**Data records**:

::::

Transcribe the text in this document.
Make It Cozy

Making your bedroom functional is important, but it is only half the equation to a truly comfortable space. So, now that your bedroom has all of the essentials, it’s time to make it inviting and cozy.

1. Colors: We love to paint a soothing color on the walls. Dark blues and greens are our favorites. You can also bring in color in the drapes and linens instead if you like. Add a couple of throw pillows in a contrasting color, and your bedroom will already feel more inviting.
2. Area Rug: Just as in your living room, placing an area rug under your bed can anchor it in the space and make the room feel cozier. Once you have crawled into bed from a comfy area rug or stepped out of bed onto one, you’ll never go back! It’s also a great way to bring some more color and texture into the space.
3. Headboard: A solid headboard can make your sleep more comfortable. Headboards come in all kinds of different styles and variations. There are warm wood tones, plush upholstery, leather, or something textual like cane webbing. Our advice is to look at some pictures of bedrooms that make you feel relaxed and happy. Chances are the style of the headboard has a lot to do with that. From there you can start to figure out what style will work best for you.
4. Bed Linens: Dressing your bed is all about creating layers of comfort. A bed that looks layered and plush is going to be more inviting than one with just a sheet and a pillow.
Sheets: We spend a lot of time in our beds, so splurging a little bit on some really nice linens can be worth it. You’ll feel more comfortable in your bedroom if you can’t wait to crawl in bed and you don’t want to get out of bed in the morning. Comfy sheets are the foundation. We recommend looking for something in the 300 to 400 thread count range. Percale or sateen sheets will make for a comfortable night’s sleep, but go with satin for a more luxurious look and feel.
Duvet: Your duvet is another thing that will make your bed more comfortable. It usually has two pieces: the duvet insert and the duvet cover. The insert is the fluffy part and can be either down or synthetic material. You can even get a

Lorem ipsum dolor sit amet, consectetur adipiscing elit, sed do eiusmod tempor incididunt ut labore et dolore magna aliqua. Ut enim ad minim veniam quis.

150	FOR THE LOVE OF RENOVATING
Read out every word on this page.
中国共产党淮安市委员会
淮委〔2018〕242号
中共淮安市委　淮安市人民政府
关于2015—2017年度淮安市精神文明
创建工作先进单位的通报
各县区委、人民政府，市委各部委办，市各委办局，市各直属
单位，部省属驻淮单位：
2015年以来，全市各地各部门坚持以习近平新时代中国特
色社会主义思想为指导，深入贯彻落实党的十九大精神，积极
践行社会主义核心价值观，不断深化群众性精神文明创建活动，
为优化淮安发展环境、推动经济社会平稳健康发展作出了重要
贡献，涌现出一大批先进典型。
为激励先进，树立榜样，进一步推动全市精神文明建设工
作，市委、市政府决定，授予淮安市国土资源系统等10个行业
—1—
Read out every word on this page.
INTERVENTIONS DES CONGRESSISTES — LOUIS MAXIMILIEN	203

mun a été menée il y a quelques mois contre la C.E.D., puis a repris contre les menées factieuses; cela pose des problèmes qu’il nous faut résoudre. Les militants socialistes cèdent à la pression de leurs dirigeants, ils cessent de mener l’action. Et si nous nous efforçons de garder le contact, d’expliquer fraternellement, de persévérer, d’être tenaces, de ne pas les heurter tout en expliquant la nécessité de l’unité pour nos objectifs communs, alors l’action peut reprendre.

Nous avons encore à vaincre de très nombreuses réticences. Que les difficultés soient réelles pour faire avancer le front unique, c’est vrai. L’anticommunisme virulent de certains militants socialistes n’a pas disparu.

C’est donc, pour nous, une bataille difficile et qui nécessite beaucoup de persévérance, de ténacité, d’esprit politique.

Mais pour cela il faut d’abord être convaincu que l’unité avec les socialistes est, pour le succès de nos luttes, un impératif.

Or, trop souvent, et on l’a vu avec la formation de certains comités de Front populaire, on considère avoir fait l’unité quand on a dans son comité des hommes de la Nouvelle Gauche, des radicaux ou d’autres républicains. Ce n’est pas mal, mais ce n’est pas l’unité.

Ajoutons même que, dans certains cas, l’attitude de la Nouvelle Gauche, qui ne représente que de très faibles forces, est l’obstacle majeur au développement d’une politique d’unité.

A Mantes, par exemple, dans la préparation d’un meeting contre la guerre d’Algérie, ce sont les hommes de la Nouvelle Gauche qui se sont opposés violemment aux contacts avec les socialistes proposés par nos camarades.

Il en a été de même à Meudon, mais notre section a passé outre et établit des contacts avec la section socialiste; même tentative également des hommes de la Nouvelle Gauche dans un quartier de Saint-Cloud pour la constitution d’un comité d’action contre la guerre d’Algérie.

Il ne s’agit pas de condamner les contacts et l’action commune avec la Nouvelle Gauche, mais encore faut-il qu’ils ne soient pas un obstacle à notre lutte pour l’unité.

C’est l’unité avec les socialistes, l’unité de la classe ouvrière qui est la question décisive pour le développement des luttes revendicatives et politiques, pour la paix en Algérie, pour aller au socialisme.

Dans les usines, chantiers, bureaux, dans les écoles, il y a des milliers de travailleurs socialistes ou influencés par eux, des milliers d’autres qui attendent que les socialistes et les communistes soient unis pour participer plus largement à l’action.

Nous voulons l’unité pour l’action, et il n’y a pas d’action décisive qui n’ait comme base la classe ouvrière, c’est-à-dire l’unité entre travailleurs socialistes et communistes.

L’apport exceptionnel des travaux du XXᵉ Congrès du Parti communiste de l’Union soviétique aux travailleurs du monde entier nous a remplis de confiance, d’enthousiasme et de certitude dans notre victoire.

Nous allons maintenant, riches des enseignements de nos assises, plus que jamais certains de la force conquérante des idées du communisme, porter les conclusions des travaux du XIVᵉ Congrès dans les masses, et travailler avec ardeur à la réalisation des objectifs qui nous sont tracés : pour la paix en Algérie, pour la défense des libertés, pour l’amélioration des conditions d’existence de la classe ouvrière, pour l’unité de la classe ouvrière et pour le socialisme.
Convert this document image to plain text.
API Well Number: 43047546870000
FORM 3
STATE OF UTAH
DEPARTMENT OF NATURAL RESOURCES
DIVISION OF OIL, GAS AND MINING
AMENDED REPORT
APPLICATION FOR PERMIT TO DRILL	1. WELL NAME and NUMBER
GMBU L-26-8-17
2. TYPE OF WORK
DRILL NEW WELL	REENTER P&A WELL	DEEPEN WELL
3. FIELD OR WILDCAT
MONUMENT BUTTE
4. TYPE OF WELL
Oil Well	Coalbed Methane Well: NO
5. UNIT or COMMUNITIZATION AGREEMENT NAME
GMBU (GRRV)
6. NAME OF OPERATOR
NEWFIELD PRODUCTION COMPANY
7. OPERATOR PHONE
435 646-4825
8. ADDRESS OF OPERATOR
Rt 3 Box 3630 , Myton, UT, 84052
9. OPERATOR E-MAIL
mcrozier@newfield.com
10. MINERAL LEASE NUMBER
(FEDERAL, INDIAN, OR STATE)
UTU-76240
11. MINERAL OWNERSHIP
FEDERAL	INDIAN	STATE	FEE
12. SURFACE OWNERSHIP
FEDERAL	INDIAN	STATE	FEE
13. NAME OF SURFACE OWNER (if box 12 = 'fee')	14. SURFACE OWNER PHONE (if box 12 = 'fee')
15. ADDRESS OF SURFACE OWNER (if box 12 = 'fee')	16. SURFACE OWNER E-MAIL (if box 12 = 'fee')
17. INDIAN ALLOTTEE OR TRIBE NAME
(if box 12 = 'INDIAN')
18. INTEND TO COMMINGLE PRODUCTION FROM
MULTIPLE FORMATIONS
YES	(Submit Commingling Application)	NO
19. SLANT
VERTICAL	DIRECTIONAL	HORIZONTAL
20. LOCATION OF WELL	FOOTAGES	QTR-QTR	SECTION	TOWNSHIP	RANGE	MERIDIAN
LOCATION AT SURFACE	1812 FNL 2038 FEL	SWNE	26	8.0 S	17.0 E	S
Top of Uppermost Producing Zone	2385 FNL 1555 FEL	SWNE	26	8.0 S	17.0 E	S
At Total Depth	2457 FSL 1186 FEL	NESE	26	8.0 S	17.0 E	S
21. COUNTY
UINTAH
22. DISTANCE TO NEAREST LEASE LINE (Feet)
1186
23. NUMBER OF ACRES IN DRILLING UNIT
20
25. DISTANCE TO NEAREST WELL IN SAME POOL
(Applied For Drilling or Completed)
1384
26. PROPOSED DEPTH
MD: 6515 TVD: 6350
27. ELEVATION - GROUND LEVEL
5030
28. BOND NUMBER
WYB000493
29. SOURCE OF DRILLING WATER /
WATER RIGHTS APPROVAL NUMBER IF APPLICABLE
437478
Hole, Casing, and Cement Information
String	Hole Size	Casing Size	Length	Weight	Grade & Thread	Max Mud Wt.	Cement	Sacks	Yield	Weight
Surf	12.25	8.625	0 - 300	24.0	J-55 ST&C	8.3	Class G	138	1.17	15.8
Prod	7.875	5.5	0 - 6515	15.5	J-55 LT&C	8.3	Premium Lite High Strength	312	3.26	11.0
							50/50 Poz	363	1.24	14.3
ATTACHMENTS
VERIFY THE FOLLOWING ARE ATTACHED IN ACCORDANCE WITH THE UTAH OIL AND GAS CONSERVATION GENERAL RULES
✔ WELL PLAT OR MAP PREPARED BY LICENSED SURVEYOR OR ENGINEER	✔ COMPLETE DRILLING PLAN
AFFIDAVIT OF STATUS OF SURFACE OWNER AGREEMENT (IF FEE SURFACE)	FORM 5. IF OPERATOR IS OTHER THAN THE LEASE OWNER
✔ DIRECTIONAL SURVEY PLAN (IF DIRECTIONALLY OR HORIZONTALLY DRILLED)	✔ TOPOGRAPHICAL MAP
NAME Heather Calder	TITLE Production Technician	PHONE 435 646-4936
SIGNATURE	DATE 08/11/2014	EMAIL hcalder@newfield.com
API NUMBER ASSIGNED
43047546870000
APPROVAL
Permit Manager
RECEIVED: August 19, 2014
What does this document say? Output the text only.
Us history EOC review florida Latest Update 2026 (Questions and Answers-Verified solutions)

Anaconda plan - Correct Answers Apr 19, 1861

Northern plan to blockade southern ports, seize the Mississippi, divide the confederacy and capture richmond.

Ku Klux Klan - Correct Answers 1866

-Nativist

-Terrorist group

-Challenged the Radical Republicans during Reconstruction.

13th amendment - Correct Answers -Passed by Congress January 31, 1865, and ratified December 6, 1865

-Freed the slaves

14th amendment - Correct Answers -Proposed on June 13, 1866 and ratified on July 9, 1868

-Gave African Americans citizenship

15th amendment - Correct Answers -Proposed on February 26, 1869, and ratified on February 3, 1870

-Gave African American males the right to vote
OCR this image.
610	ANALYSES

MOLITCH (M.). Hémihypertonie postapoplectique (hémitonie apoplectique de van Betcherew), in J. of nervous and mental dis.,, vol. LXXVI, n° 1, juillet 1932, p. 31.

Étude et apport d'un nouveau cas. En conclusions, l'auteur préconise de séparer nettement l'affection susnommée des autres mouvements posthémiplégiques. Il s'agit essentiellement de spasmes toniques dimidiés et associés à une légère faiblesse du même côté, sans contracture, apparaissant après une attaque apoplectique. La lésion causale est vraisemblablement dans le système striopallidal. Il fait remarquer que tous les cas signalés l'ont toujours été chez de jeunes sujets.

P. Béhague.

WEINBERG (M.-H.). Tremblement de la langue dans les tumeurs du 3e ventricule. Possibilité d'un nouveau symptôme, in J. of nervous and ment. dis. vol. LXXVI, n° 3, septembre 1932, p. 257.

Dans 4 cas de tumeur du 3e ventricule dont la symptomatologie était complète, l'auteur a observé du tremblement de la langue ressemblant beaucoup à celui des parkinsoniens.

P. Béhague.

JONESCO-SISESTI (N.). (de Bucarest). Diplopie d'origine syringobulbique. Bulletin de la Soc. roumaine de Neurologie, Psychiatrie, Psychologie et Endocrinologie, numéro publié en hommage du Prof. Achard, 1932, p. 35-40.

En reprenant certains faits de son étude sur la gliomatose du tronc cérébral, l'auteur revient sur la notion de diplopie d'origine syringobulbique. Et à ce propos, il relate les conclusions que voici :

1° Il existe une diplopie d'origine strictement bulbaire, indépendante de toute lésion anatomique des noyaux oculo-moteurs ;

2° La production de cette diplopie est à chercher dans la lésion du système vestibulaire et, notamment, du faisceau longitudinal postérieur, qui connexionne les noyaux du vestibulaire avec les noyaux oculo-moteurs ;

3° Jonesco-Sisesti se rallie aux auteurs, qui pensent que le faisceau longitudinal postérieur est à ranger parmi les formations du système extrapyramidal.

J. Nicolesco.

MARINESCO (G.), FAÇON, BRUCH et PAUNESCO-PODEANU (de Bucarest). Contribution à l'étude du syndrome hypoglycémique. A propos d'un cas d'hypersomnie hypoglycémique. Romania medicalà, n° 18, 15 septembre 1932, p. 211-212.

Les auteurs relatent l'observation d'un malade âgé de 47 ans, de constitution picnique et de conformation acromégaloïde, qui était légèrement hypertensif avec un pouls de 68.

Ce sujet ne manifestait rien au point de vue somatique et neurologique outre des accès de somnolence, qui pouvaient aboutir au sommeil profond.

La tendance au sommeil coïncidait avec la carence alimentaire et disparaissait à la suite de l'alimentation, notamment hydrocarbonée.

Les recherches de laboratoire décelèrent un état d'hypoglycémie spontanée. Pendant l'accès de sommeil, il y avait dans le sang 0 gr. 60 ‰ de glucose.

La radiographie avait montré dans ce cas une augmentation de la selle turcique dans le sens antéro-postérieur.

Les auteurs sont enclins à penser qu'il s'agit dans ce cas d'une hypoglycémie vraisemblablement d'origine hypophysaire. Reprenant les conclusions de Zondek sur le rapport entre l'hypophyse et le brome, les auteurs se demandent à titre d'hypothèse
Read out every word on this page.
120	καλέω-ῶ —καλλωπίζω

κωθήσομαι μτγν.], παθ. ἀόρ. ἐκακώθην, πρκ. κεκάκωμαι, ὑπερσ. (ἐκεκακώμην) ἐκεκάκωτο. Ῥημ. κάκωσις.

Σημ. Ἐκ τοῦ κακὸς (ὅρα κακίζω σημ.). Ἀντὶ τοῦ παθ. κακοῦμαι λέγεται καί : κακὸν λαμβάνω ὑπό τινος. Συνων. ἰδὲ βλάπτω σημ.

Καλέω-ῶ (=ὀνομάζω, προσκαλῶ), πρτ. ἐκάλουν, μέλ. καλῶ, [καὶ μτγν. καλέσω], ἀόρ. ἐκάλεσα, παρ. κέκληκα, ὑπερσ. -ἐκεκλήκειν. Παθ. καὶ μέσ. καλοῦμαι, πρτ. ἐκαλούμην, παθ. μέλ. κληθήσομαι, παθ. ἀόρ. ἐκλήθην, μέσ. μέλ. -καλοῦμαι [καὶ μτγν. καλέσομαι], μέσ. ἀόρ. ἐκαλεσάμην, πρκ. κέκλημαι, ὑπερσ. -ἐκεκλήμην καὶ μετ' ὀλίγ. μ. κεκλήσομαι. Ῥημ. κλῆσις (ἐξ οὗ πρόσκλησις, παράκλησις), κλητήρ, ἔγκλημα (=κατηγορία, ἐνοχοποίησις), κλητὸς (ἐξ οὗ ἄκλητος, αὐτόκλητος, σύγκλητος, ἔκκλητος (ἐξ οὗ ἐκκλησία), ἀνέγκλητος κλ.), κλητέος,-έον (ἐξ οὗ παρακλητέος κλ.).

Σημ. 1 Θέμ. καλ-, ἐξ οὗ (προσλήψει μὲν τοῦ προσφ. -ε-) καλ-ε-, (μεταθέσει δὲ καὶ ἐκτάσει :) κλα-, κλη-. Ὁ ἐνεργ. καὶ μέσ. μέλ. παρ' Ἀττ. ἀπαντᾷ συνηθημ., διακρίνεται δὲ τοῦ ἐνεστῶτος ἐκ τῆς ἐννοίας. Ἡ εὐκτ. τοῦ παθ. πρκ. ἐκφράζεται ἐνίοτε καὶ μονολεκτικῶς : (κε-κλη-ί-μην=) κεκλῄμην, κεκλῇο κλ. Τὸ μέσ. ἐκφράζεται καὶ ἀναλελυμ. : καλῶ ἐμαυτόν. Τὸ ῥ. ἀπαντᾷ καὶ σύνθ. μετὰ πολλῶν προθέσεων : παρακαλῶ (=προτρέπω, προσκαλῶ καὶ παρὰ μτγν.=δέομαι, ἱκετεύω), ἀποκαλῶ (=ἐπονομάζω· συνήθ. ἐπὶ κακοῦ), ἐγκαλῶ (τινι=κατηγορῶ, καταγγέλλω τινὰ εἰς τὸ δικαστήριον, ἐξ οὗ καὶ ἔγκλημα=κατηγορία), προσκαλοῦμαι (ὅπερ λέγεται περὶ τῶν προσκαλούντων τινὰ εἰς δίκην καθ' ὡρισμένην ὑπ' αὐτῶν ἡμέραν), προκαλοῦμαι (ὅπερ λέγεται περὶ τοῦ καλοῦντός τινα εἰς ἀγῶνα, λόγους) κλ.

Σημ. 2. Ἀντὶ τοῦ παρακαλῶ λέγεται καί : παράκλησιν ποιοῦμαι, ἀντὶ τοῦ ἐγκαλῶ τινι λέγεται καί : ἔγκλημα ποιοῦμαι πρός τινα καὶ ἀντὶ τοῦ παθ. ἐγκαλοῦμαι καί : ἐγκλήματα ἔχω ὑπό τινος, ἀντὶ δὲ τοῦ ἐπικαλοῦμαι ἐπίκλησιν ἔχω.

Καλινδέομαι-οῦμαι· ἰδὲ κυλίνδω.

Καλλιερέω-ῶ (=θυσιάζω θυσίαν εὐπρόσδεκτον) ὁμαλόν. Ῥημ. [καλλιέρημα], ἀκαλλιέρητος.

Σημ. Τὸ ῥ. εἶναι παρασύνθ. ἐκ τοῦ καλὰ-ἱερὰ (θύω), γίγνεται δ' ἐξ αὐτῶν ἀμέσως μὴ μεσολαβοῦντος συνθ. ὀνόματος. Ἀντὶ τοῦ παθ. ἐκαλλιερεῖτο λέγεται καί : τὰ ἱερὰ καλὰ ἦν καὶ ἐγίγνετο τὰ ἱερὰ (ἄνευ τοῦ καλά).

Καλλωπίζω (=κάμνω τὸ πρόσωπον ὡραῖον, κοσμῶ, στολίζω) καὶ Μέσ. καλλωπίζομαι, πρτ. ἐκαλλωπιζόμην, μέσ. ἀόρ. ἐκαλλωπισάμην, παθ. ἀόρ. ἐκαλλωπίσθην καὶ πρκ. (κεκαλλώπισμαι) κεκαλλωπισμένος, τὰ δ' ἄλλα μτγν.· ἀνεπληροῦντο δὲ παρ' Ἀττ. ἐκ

::::

**What to work on**: Pick out the lines that include the word "Correct" and write them out.

**Answer for this exercise**:
Anaconda plan - Correct Answers Apr 19, 1861
Ku Klux Klan - Correct Answers 1866
13th amendment - Correct Answers -Passed by Congress January 31, 1865, and ratified December 6, 1865
14th amendment - Correct Answers -Proposed on June 13, 1866 and ratified on July 9, 1868
15th amendment - Correct Answers -Proposed on February 26, 1869, and ratified on February 3, 1870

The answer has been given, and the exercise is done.